Please copy every line of the records below that holds the word "this".
== Given information
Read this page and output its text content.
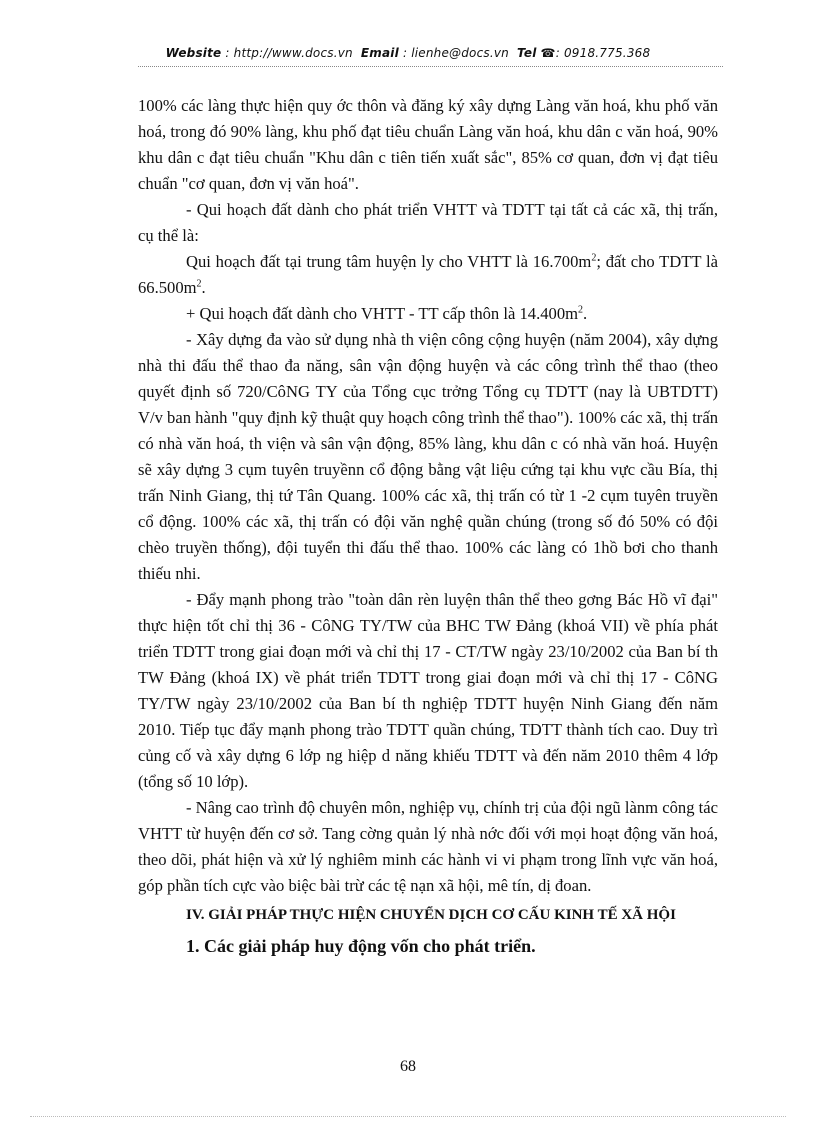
Website : http://www.docs.vn Email : lienhe@docs.vn Tel ☎: 0918.775.368

100% các làng thực hiện quy ớc thôn và đăng ký xây dựng Làng văn hoá, khu phố văn hoá, trong đó 90% làng, khu phố đạt tiêu chuẩn Làng văn hoá, khu dân c văn hoá, 90% khu dân c đạt tiêu chuẩn "Khu dân c tiên tiến xuất sắc", 85% cơ quan, đơn vị đạt tiêu chuẩn "cơ quan, đơn vị văn hoá".

- Qui hoạch đất dành cho phát triển VHTT và TDTT tại tất cả các xã, thị trấn, cụ thể là:

Qui hoạch đất tại trung tâm huyện ly cho VHTT là $16.700m^2$; đất cho TDTT là $66.500m^2$.

+ Qui hoạch đất dành cho VHTT - TT cấp thôn là $14.400m^2$.

- Xây dựng đa vào sử dụng nhà th viện công cộng huyện (năm 2004), xây dựng nhà thi đấu thể thao đa năng, sân vận động huyện và các công trình thể thao (theo quyết định số 720/CôNG TY của Tổng cục trởng Tổng cụ TDTT (nay là UBTDTT) V/v ban hành "quy định kỹ thuật quy hoạch công trình thể thao"). 100% các xã, thị trấn có nhà văn hoá, th viện và sân vận động, 85% làng, khu dân c có nhà văn hoá. Huyện sẽ xây dựng 3 cụm tuyên truyềnn cổ động bằng vật liệu cứng tại khu vực cầu Bía, thị trấn Ninh Giang, thị tứ Tân Quang. 100% các xã, thị trấn có từ 1 -2 cụm tuyên truyền cổ động. 100% các xã, thị trấn có đội văn nghệ quần chúng (trong số đó 50% có đội chèo truyền thống), đội tuyển thi đấu thể thao. 100% các làng có 1hồ bơi cho thanh thiếu nhi.

- Đẩy mạnh phong trào "toàn dân rèn luyện thân thể theo gơng Bác Hồ vĩ đại" thực hiện tốt chỉ thị 36 - CôNG TY/TW của BHC TW Đảng (khoá VII) về phía phát triển TDTT trong giai đoạn mới và chỉ thị 17 - CT/TW ngày 23/10/2002 của Ban bí th TW Đảng (khoá IX) về phát triển TDTT trong giai đoạn mới và chỉ thị 17 - CôNG TY/TW ngày 23/10/2002 của Ban bí th nghiệp TDTT huyện Ninh Giang đến năm 2010. Tiếp tục đẩy mạnh phong trào TDTT quần chúng, TDTT thành tích cao. Duy trì củng cố và xây dựng 6 lớp ng hiệp d năng khiếu TDTT và đến năm 2010 thêm 4 lớp (tổng số 10 lớp).

- Nâng cao trình độ chuyên môn, nghiệp vụ, chính trị của đội ngũ lànm công tác VHTT từ huyện đến cơ sở. Tang cờng quản lý nhà nớc đối với mọi hoạt động văn hoá, theo dõi, phát hiện và xử lý nghiêm minh các hành vi vi phạm trong lĩnh vực văn hoá, góp phần tích cực vào biệc bài trừ các tệ nạn xã hội, mê tín, dị đoan.

IV. GIẢI PHÁP THỰC HIỆN CHUYỂN DỊCH CƠ CẤU KINH TẾ XÃ HỘI

1. Các giải pháp huy động vốn cho phát triển.

68
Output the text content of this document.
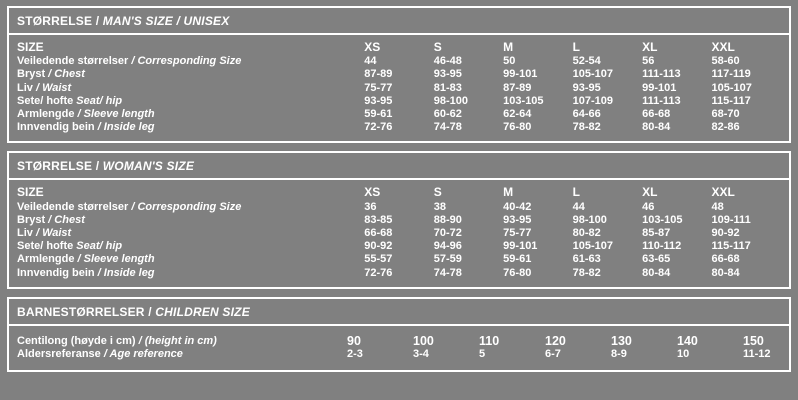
STØRRELSE / MAN'S SIZE / UNISEX
SIZE	XS	S	M	L	XL	XXL
Veiledende størrelser / Corresponding Size	44	46-48	50	52-54	56	58-60
Bryst / Chest	87-89	93-95	99-101	105-107	111-113	117-119
Liv / Waist	75-77	81-83	87-89	93-95	99-101	105-107
Sete/ hofte Seat/ hip	93-95	98-100	103-105	107-109	111-113	115-117
Armlengde / Sleeve length	59-61	60-62	62-64	64-66	66-68	68-70
Innvendig bein / Inside leg	72-76	74-78	76-80	78-82	80-84	82-86
STØRRELSE / WOMAN'S SIZE
SIZE	XS	S	M	L	XL	XXL
Veiledende størrelser / Corresponding Size	36	38	40-42	44	46	48
Bryst / Chest	83-85	88-90	93-95	98-100	103-105	109-111
Liv / Waist	66-68	70-72	75-77	80-82	85-87	90-92
Sete/ hofte Seat/ hip	90-92	94-96	99-101	105-107	110-112	115-117
Armlengde / Sleeve length	55-57	57-59	59-61	61-63	63-65	66-68
Innvendig bein / Inside leg	72-76	74-78	76-80	78-82	80-84	80-84
BARNESTØRRELSER / CHILDREN SIZE
Centilong (høyde i cm) / (height in cm)	90	100	110	120	130	140	150
Aldersreferanse / Age reference	2-3	3-4	5	6-7	8-9	10	11-12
====
- [Task response]
Read this page and output its text content.
Output the text content of this document.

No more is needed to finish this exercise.